_What you need to do_
Find each line with the word "JSON" and say how many there are, nothing else.

_Material supplied_
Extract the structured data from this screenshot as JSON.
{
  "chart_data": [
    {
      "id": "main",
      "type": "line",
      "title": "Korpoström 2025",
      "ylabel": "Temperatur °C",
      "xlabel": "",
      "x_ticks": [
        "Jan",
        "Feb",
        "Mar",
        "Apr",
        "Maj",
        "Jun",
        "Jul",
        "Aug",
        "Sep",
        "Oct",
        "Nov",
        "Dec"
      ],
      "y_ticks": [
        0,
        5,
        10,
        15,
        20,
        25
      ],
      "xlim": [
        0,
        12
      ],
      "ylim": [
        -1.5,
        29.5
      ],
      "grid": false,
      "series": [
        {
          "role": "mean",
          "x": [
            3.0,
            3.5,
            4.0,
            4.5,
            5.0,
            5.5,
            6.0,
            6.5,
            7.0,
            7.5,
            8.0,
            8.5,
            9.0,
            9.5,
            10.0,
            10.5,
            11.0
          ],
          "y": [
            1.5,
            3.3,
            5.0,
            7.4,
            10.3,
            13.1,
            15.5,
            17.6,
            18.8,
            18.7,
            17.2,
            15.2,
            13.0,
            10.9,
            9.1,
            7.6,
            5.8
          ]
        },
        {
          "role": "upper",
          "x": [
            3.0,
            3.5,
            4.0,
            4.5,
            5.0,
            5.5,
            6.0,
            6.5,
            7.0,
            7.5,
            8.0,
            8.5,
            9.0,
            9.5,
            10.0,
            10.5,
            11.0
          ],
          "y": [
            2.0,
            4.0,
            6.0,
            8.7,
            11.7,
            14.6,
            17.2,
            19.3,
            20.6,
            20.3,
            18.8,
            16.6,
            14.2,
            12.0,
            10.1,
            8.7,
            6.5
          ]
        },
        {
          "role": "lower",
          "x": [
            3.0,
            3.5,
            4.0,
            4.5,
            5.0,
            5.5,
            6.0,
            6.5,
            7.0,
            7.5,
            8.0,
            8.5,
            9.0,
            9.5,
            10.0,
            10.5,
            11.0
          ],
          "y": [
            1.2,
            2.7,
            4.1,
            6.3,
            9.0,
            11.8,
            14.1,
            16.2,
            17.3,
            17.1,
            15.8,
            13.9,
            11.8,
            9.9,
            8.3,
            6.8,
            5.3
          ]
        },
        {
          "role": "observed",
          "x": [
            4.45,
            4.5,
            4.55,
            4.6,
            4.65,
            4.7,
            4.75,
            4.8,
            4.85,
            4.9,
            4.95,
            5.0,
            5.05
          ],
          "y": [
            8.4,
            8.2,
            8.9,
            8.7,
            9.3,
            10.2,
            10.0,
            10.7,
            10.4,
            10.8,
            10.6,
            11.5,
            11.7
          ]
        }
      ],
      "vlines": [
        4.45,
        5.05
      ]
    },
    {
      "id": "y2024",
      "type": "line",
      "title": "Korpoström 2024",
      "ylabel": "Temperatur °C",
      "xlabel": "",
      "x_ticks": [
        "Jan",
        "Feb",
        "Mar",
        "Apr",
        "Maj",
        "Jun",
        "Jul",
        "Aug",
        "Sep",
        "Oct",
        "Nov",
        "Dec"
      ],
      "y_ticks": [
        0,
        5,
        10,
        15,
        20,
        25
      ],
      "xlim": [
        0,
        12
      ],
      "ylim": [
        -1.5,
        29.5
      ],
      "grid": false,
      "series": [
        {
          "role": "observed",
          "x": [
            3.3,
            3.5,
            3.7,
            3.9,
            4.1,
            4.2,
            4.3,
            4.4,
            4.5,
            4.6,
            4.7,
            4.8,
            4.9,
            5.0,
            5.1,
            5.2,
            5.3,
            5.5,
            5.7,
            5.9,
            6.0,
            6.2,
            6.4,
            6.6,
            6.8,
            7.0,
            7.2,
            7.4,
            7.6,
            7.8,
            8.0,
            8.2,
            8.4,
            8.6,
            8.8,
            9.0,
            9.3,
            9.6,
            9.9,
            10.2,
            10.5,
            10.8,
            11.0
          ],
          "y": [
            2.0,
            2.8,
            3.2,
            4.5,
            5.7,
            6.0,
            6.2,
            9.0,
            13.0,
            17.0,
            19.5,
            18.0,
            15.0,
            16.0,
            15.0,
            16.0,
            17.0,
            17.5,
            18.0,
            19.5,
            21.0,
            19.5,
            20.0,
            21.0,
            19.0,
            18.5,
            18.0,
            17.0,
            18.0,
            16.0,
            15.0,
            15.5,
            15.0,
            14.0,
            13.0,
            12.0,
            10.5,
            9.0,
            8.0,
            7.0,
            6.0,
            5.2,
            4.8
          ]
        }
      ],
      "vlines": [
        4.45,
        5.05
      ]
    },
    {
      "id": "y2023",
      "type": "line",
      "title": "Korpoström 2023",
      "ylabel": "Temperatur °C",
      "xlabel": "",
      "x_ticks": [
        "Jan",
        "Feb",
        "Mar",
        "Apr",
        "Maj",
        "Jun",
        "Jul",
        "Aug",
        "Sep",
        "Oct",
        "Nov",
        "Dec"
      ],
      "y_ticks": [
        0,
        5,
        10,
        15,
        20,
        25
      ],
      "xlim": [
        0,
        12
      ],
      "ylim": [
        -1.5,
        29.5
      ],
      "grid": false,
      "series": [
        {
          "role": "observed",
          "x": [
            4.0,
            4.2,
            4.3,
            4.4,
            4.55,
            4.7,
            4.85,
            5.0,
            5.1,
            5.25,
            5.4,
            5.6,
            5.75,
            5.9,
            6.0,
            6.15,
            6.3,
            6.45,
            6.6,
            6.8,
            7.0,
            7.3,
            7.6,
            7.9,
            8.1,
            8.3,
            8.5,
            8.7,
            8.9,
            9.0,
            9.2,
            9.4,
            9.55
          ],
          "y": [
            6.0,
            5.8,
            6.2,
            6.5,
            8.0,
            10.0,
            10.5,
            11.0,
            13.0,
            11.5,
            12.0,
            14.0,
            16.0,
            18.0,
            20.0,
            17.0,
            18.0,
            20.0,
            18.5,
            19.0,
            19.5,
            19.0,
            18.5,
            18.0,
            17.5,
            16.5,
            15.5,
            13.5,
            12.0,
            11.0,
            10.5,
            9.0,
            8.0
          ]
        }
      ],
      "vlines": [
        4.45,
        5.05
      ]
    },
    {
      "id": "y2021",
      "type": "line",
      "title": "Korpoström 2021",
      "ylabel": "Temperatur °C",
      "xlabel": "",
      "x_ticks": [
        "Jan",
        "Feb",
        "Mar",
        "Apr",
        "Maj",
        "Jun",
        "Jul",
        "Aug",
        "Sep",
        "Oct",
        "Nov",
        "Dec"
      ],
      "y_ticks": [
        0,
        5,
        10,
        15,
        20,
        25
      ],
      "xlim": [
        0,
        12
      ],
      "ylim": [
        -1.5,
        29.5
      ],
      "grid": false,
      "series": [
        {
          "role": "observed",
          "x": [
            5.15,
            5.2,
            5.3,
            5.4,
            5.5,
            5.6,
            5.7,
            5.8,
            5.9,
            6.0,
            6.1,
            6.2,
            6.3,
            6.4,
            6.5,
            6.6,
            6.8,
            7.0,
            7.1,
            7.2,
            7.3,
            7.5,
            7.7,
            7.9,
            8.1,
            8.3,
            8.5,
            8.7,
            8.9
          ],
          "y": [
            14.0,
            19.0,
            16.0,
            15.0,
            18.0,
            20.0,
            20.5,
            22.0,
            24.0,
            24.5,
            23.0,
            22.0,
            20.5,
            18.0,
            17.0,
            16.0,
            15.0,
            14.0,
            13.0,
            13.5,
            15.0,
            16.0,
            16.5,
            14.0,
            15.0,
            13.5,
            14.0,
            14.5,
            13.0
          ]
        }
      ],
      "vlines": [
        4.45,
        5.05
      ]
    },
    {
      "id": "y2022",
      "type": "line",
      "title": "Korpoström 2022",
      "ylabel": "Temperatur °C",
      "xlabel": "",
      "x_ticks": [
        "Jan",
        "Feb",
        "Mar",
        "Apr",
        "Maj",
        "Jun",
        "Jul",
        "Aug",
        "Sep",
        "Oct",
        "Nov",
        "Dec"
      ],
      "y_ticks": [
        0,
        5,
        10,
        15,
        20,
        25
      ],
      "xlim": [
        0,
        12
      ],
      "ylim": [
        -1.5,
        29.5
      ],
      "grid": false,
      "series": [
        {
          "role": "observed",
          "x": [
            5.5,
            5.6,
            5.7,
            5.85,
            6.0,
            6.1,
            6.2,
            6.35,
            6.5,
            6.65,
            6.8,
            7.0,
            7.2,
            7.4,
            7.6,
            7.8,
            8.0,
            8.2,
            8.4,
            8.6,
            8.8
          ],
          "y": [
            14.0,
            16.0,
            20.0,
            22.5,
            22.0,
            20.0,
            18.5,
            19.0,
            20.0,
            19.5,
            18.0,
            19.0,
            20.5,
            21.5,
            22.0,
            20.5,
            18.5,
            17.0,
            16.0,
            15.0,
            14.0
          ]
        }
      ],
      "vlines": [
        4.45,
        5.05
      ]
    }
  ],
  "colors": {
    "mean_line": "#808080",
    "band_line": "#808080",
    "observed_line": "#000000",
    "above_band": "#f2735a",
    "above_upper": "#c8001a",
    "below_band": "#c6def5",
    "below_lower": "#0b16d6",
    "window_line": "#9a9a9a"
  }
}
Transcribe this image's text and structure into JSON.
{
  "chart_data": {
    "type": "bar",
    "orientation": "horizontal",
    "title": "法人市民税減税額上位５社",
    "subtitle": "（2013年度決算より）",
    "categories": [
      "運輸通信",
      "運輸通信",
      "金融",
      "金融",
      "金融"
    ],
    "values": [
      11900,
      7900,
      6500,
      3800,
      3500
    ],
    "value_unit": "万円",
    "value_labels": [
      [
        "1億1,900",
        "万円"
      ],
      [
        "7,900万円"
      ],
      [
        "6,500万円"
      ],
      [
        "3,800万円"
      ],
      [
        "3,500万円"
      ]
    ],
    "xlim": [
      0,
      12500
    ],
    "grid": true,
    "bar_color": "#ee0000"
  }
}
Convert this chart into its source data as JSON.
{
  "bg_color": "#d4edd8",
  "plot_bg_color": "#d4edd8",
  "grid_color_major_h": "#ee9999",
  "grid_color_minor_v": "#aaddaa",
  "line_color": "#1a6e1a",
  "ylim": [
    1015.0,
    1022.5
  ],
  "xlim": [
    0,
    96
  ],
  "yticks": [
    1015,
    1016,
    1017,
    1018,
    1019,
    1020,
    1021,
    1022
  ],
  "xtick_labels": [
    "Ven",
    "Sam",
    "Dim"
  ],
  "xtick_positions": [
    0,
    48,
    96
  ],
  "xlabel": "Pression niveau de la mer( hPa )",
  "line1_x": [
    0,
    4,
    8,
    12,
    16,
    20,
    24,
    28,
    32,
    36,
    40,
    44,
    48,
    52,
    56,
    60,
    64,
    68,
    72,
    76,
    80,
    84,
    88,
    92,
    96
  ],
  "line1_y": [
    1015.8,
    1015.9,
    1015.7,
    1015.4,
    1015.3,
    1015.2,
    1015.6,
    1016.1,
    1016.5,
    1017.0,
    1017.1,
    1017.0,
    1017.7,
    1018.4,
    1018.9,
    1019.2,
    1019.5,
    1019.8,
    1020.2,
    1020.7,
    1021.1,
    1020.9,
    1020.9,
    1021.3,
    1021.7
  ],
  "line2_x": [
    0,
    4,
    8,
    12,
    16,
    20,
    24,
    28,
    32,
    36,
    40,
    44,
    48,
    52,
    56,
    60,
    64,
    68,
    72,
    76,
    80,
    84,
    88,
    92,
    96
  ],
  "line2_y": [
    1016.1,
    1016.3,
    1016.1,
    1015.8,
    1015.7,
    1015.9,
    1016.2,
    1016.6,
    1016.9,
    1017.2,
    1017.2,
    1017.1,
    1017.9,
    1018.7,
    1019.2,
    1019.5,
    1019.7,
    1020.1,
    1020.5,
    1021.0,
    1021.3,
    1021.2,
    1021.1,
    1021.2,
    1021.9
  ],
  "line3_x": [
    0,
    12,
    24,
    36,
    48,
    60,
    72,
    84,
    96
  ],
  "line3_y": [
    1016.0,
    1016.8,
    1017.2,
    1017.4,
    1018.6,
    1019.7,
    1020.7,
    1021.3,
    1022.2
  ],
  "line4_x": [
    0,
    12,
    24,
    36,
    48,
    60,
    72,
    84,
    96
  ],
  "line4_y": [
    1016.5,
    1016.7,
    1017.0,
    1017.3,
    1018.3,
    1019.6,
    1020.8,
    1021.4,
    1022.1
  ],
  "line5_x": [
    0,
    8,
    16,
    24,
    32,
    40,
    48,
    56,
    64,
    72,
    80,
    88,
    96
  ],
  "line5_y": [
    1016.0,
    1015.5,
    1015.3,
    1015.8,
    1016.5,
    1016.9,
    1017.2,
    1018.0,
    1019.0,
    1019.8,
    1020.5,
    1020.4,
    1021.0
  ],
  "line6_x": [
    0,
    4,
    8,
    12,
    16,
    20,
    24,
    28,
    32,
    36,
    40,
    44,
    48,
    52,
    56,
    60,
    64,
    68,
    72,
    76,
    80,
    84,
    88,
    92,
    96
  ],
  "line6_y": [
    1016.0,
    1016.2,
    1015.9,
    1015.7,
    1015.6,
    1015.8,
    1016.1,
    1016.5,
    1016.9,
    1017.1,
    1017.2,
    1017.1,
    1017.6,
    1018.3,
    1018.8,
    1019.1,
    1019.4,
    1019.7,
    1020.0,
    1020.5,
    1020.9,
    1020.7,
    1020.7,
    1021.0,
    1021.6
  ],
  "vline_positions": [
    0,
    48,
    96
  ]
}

_Solution for this problem_
3